• **AIM OF THE EXERCISE**:
Where the word "headline" occurs in a line, return that line.

* START *

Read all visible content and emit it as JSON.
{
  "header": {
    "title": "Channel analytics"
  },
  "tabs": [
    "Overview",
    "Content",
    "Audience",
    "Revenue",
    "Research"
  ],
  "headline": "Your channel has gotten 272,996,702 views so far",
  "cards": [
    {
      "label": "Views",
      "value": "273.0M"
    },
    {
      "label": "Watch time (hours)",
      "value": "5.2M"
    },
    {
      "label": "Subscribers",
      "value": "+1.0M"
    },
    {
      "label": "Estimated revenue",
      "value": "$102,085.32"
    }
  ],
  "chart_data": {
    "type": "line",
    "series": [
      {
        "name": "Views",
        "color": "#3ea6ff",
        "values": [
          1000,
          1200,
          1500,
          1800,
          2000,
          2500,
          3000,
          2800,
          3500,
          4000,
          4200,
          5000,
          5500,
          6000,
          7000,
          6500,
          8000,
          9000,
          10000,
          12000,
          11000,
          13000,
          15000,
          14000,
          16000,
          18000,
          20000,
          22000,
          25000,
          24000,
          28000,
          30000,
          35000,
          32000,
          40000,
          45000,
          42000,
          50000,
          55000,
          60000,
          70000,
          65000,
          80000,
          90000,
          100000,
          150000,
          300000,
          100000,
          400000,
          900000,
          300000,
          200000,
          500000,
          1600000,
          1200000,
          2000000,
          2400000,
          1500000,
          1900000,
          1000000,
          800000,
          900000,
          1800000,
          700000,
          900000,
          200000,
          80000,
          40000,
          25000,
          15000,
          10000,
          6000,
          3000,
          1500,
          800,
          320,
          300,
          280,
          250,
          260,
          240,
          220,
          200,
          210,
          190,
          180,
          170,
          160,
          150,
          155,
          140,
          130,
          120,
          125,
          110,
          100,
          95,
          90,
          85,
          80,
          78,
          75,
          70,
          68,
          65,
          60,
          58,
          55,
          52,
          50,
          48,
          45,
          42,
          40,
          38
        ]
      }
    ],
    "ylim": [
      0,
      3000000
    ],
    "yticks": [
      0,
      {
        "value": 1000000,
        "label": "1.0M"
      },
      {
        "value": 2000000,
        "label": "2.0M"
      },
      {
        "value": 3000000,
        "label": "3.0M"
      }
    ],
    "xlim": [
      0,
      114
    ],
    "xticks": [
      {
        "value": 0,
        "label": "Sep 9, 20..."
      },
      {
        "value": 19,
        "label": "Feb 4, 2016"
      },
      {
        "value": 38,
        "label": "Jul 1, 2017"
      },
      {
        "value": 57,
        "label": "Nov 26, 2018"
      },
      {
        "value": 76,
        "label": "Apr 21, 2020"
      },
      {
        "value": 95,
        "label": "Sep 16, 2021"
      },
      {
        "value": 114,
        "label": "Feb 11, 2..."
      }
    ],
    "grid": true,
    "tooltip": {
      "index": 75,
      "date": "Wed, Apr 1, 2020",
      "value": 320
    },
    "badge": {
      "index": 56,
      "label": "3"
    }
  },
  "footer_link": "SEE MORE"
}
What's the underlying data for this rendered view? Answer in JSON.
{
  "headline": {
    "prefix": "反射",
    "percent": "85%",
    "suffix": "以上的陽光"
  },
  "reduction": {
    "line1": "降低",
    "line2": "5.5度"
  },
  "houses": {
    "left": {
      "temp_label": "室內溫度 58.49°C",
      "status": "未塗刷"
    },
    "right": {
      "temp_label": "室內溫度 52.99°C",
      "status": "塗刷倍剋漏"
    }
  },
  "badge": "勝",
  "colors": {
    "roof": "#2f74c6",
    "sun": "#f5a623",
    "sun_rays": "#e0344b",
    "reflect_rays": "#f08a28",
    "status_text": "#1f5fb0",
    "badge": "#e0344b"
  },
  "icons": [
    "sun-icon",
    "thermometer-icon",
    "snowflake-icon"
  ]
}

* END *

• **COMPLETE OUTPUT**:
  "headline": "Your channel has gotten 272,996,702 views so far",
  "headline": {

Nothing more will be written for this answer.